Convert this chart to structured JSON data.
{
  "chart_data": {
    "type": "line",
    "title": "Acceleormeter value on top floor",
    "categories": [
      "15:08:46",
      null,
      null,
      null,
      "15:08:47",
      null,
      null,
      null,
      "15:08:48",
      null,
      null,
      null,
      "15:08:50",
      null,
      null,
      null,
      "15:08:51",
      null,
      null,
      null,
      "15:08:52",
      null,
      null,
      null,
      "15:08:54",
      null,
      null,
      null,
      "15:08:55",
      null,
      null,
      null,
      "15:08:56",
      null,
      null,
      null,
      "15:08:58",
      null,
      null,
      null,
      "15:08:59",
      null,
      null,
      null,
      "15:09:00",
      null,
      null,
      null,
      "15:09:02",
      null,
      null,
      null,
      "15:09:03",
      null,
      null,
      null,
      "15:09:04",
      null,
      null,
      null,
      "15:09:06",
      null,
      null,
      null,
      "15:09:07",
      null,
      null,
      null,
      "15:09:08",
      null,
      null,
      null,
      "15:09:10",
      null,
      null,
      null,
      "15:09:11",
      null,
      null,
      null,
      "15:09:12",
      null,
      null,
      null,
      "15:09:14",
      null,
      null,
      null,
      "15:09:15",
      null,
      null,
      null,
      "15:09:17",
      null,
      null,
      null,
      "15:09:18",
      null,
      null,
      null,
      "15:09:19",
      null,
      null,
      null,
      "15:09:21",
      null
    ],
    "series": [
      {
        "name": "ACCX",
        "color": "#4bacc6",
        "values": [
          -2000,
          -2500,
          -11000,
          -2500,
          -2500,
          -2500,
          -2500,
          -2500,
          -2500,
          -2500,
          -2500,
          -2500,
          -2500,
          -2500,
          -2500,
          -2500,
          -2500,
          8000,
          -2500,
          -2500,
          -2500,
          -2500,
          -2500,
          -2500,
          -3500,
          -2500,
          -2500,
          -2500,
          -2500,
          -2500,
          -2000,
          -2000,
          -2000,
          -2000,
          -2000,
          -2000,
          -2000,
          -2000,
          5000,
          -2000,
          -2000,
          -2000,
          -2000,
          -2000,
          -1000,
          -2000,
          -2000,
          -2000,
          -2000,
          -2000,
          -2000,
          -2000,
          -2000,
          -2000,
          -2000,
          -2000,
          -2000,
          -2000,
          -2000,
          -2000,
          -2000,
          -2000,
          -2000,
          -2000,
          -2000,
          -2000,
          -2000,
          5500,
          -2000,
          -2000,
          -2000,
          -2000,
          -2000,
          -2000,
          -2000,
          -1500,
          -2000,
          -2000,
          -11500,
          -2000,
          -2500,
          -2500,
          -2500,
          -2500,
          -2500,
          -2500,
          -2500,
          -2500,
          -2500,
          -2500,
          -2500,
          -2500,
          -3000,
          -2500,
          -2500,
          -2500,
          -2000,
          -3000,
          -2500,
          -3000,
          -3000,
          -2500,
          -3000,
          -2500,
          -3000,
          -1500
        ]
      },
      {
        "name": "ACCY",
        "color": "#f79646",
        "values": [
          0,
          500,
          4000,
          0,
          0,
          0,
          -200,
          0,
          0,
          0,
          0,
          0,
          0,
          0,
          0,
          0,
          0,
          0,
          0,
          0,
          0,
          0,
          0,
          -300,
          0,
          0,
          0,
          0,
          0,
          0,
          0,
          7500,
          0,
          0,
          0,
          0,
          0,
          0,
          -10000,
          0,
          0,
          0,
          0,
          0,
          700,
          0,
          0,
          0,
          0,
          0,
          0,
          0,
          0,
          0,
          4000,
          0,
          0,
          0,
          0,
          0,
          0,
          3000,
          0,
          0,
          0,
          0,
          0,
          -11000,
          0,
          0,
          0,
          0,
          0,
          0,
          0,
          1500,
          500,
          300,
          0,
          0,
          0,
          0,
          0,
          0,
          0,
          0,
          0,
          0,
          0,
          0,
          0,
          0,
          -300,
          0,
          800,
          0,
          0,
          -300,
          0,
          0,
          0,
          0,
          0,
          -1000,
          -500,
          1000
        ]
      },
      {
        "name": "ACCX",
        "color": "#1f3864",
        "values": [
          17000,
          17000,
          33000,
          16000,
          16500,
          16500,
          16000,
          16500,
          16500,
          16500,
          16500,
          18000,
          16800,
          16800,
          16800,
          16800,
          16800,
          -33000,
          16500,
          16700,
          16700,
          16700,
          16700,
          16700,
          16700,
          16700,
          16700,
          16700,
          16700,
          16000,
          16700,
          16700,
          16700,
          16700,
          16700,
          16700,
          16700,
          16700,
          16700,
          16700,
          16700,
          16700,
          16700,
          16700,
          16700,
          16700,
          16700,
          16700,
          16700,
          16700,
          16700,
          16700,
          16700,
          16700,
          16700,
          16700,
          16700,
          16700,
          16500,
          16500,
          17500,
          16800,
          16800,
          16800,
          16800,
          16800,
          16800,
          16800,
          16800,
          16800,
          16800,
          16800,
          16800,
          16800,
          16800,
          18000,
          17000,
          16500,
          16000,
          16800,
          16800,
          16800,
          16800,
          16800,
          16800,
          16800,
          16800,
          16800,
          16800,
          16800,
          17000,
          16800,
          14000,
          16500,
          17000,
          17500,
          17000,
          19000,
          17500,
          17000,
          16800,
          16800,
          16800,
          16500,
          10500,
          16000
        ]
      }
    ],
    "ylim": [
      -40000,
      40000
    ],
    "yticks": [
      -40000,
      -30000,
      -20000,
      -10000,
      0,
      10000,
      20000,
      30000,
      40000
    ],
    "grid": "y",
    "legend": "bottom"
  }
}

**Short exercise**
Every line of the material must be returned exactly as it appears.

**Solved problem**
Convert this chart to structured JSON data.
{
  "chart_data": {
    "type": "line",
    "title": "Acceleormeter value on top floor",
    "categories": [
      "15:08:46",
      null,
      null,
      null,
      "15:08:47",
      null,
      null,
      null,
      "15:08:48",
      null,
      null,
      null,
      "15:08:50",
      null,
      null,
      null,
      "15:08:51",
      null,
      null,
      null,
      "15:08:52",
      null,
      null,
      null,
      "15:08:54",
      null,
      null,
      null,
      "15:08:55",
      null,
      null,
      null,
      "15:08:56",
      null,
      null,
      null,
      "15:08:58",
      null,
      null,
      null,
      "15:08:59",
      null,
      null,
      null,
      "15:09:00",
      null,
      null,
      null,
      "15:09:02",
      null,
      null,
      null,
      "15:09:03",
      null,
      null,
      null,
      "15:09:04",
      null,
      null,
      null,
      "15:09:06",
      null,
      null,
      null,
      "15:09:07",
      null,
      null,
      null,
      "15:09:08",
      null,
      null,
      null,
      "15:09:10",
      null,
      null,
      null,
      "15:09:11",
      null,
      null,
      null,
      "15:09:12",
      null,
      null,
      null,
      "15:09:14",
      null,
      null,
      null,
      "15:09:15",
      null,
      null,
      null,
      "15:09:17",
      null,
      null,
      null,
      "15:09:18",
      null,
      null,
      null,
      "15:09:19",
      null,
      null,
      null,
      "15:09:21",
      null
    ],
    "series": [
      {
        "name": "ACCX",
        "color": "#4bacc6",
        "values": [
          -2000,
          -2500,
          -11000,
          -2500,
          -2500,
          -2500,
          -2500,
          -2500,
          -2500,
          -2500,
          -2500,
          -2500,
          -2500,
          -2500,
          -2500,
          -2500,
          -2500,
          8000,
          -2500,
          -2500,
          -2500,
          -2500,
          -2500,
          -2500,
          -3500,
          -2500,
          -2500,
          -2500,
          -2500,
          -2500,
          -2000,
          -2000,
          -2000,
          -2000,
          -2000,
          -2000,
          -2000,
          -2000,
          5000,
          -2000,
          -2000,
          -2000,
          -2000,
          -2000,
          -1000,
          -2000,
          -2000,
          -2000,
          -2000,
          -2000,
          -2000,
          -2000,
          -2000,
          -2000,
          -2000,
          -2000,
          -2000,
          -2000,
          -2000,
          -2000,
          -2000,
          -2000,
          -2000,
          -2000,
          -2000,
          -2000,
          -2000,
          5500,
          -2000,
          -2000,
          -2000,
          -2000,
          -2000,
          -2000,
          -2000,
          -1500,
          -2000,
          -2000,
          -11500,
          -2000,
          -2500,
          -2500,
          -2500,
          -2500,
          -2500,
          -2500,
          -2500,
          -2500,
          -2500,
          -2500,
          -2500,
          -2500,
          -3000,
          -2500,
          -2500,
          -2500,
          -2000,
          -3000,
          -2500,
          -3000,
          -3000,
          -2500,
          -3000,
          -2500,
          -3000,
          -1500
        ]
      },
      {
        "name": "ACCY",
        "color": "#f79646",
        "values": [
          0,
          500,
          4000,
          0,
          0,
          0,
          -200,
          0,
          0,
          0,
          0,
          0,
          0,
          0,
          0,
          0,
          0,
          0,
          0,
          0,
          0,
          0,
          0,
          -300,
          0,
          0,
          0,
          0,
          0,
          0,
          0,
          7500,
          0,
          0,
          0,
          0,
          0,
          0,
          -10000,
          0,
          0,
          0,
          0,
          0,
          700,
          0,
          0,
          0,
          0,
          0,
          0,
          0,
          0,
          0,
          4000,
          0,
          0,
          0,
          0,
          0,
          0,
          3000,
          0,
          0,
          0,
          0,
          0,
          -11000,
          0,
          0,
          0,
          0,
          0,
          0,
          0,
          1500,
          500,
          300,
          0,
          0,
          0,
          0,
          0,
          0,
          0,
          0,
          0,
          0,
          0,
          0,
          0,
          0,
          -300,
          0,
          800,
          0,
          0,
          -300,
          0,
          0,
          0,
          0,
          0,
          -1000,
          -500,
          1000
        ]
      },
      {
        "name": "ACCX",
        "color": "#1f3864",
        "values": [
          17000,
          17000,
          33000,
          16000,
          16500,
          16500,
          16000,
          16500,
          16500,
          16500,
          16500,
          18000,
          16800,
          16800,
          16800,
          16800,
          16800,
          -33000,
          16500,
          16700,
          16700,
          16700,
          16700,
          16700,
          16700,
          16700,
          16700,
          16700,
          16700,
          16000,
          16700,
          16700,
          16700,
          16700,
          16700,
          16700,
          16700,
          16700,
          16700,
          16700,
          16700,
          16700,
          16700,
          16700,
          16700,
          16700,
          16700,
          16700,
          16700,
          16700,
          16700,
          16700,
          16700,
          16700,
          16700,
          16700,
          16700,
          16700,
          16500,
          16500,
          17500,
          16800,
          16800,
          16800,
          16800,
          16800,
          16800,
          16800,
          16800,
          16800,
          16800,
          16800,
          16800,
          16800,
          16800,
          18000,
          17000,
          16500,
          16000,
          16800,
          16800,
          16800,
          16800,
          16800,
          16800,
          16800,
          16800,
          16800,
          16800,
          16800,
          17000,
          16800,
          14000,
          16500,
          17000,
          17500,
          17000,
          19000,
          17500,
          17000,
          16800,
          16800,
          16800,
          16500,
          10500,
          16000
        ]
      }
    ],
    "ylim": [
      -40000,
      40000
    ],
    "yticks": [
      -40000,
      -30000,
      -20000,
      -10000,
      0,
      10000,
      20000,
      30000,
      40000
    ],
    "grid": "y",
    "legend": "bottom"
  }
}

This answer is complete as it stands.